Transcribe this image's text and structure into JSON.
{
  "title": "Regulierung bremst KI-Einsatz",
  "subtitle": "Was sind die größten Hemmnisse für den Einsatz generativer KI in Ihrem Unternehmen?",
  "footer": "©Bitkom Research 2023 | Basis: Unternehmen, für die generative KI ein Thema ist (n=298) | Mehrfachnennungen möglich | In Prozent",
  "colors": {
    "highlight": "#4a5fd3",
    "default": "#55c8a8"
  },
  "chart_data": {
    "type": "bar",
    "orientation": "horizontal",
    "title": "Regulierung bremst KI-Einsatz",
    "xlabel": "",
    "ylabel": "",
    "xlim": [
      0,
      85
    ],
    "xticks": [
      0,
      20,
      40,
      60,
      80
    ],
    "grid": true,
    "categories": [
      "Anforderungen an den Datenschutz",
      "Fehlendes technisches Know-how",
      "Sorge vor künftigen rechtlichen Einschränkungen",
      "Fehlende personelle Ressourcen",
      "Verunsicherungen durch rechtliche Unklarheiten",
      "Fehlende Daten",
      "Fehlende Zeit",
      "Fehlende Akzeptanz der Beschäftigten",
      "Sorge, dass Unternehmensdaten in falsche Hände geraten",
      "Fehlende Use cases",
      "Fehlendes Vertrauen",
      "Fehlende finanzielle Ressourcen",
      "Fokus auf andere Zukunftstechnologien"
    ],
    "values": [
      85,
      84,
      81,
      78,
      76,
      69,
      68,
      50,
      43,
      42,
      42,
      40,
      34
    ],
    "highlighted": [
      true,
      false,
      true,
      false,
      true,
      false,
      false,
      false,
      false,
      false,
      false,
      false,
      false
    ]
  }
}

══════

• **Description of the task**
Reproduce every record, matching each line exactly.

• **Output for this task**
Transcribe this image's text and structure into JSON.
{
  "title": "Regulierung bremst KI-Einsatz",
  "subtitle": "Was sind die größten Hemmnisse für den Einsatz generativer KI in Ihrem Unternehmen?",
  "footer": "©Bitkom Research 2023 | Basis: Unternehmen, für die generative KI ein Thema ist (n=298) | Mehrfachnennungen möglich | In Prozent",
  "colors": {
    "highlight": "#4a5fd3",
    "default": "#55c8a8"
  },
  "chart_data": {
    "type": "bar",
    "orientation": "horizontal",
    "title": "Regulierung bremst KI-Einsatz",
    "xlabel": "",
    "ylabel": "",
    "xlim": [
      0,
      85
    ],
    "xticks": [
      0,
      20,
      40,
      60,
      80
    ],
    "grid": true,
    "categories": [
      "Anforderungen an den Datenschutz",
      "Fehlendes technisches Know-how",
      "Sorge vor künftigen rechtlichen Einschränkungen",
      "Fehlende personelle Ressourcen",
      "Verunsicherungen durch rechtliche Unklarheiten",
      "Fehlende Daten",
      "Fehlende Zeit",
      "Fehlende Akzeptanz der Beschäftigten",
      "Sorge, dass Unternehmensdaten in falsche Hände geraten",
      "Fehlende Use cases",
      "Fehlendes Vertrauen",
      "Fehlende finanzielle Ressourcen",
      "Fokus auf andere Zukunftstechnologien"
    ],
    "values": [
      85,
      84,
      81,
      78,
      76,
      69,
      68,
      50,
      43,
      42,
      42,
      40,
      34
    ],
    "highlighted": [
      true,
      false,
      true,
      false,
      true,
      false,
      false,
      false,
      false,
      false,
      false,
      false,
      false
    ]
  }
}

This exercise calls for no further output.